Pick out every line holding the string "titreret" and copy it.

-.-.-

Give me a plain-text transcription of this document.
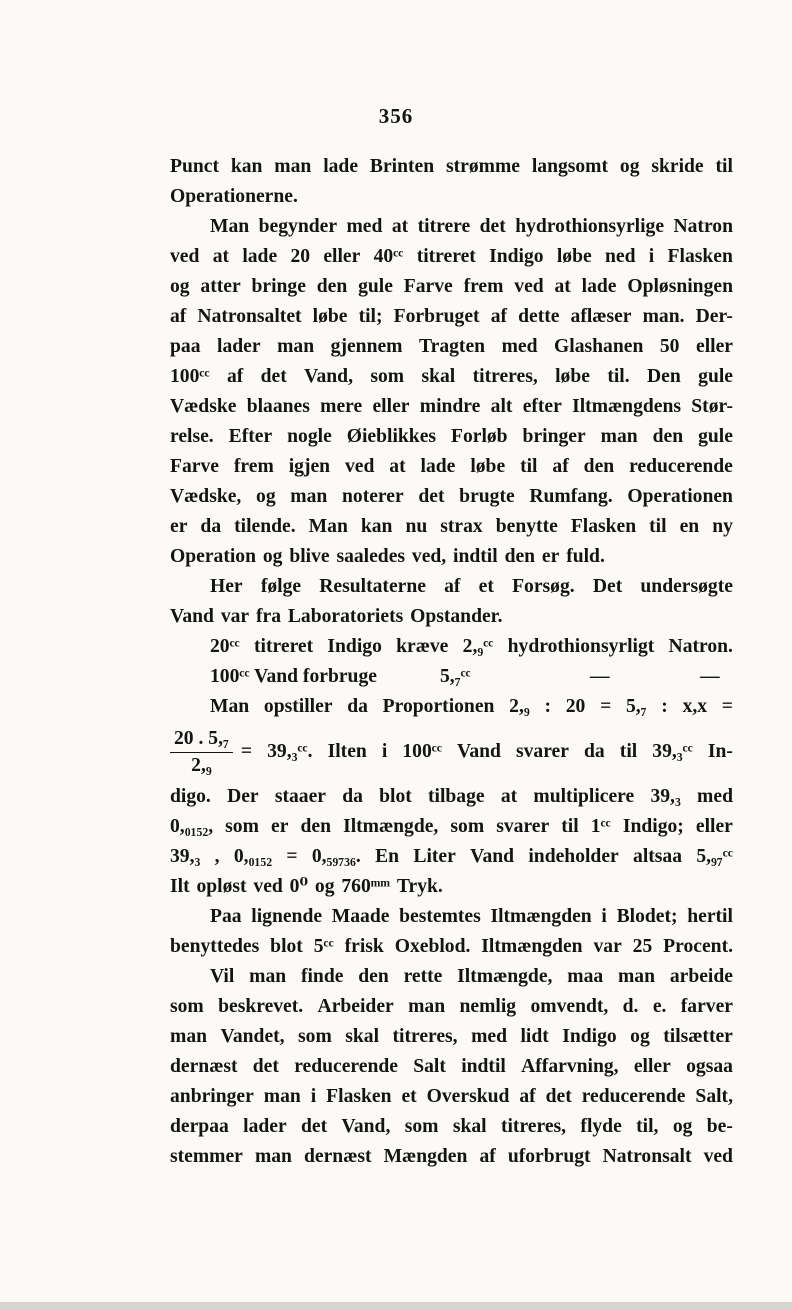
356
Punct kan man lade Brinten strømme langsomt og skride til
Operationerne.
Man begynder med at titrere det hydrothionsyrlige Natron
ved at lade 20 eller 40ᶜᶜ titreret Indigo løbe ned i Flasken
og atter bringe den gule Farve frem ved at lade Opløsningen
af Natronsaltet løbe til; Forbruget af dette aflæser man. Der-
paa lader man gjennem Tragten med Glashanen 50 eller
100ᶜᶜ af det Vand, som skal titreres, løbe til. Den gule
Vædske blaanes mere eller mindre alt efter Iltmængdens Stør-
relse. Efter nogle Øieblikkes Forløb bringer man den gule
Farve frem igjen ved at lade løbe til af den reducerende
Vædske, og man noterer det brugte Rumfang. Operationen
er da tilende. Man kan nu strax benytte Flasken til en ny
Operation og blive saaledes ved, indtil den er fuld.
Her følge Resultaterne af et Forsøg. Det undersøgte
Vand var fra Laboratoriets Opstander.
20ᶜᶜ titreret Indigo kræve 2,₉ᶜᶜ hydrothionsyrligt Natron.
100ᶜᶜ Vand forbruge	5,₇ᶜᶜ	—	—
Man opstiller da Proportionen 2,₉ : 20 = 5,₇ : x,x =
$\frac{\text{20 . 5,₇}}{\text{2,₉}}$ = 39,₃ᶜᶜ. Ilten i 100ᶜᶜ Vand svarer da til 39,₃ᶜᶜ In-
digo. Der staaer da blot tilbage at multiplicere 39,₃ med
0,₀₁₅₂, som er den Iltmængde, som svarer til 1ᶜᶜ Indigo; eller
39,₃ , 0,₀₁₅₂ = 0,₅₉₇₃₆. En Liter Vand indeholder altsaa 5,₉₇ᶜᶜ
Ilt opløst ved 0⁰ og 760ᵐᵐ Tryk.
Paa lignende Maade bestemtes Iltmængden i Blodet; hertil
benyttedes blot 5ᶜᶜ frisk Oxeblod. Iltmængden var 25 Procent.
Vil man finde den rette Iltmængde, maa man arbeide
som beskrevet. Arbeider man nemlig omvendt, d. e. farver
man Vandet, som skal titreres, med lidt Indigo og tilsætter
dernæst det reducerende Salt indtil Affarvning, eller ogsaa
anbringer man i Flasken et Overskud af det reducerende Salt,
derpaa lader det Vand, som skal titreres, flyde til, og be-
stemmer man dernæst Mængden af uforbrugt Natronsalt ved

-.-.-

Result of the task:
ved at lade 20 eller 40ᶜᶜ titreret Indigo løbe ned i Flasken
20ᶜᶜ titreret Indigo kræve 2,₉ᶜᶜ hydrothionsyrligt Natron.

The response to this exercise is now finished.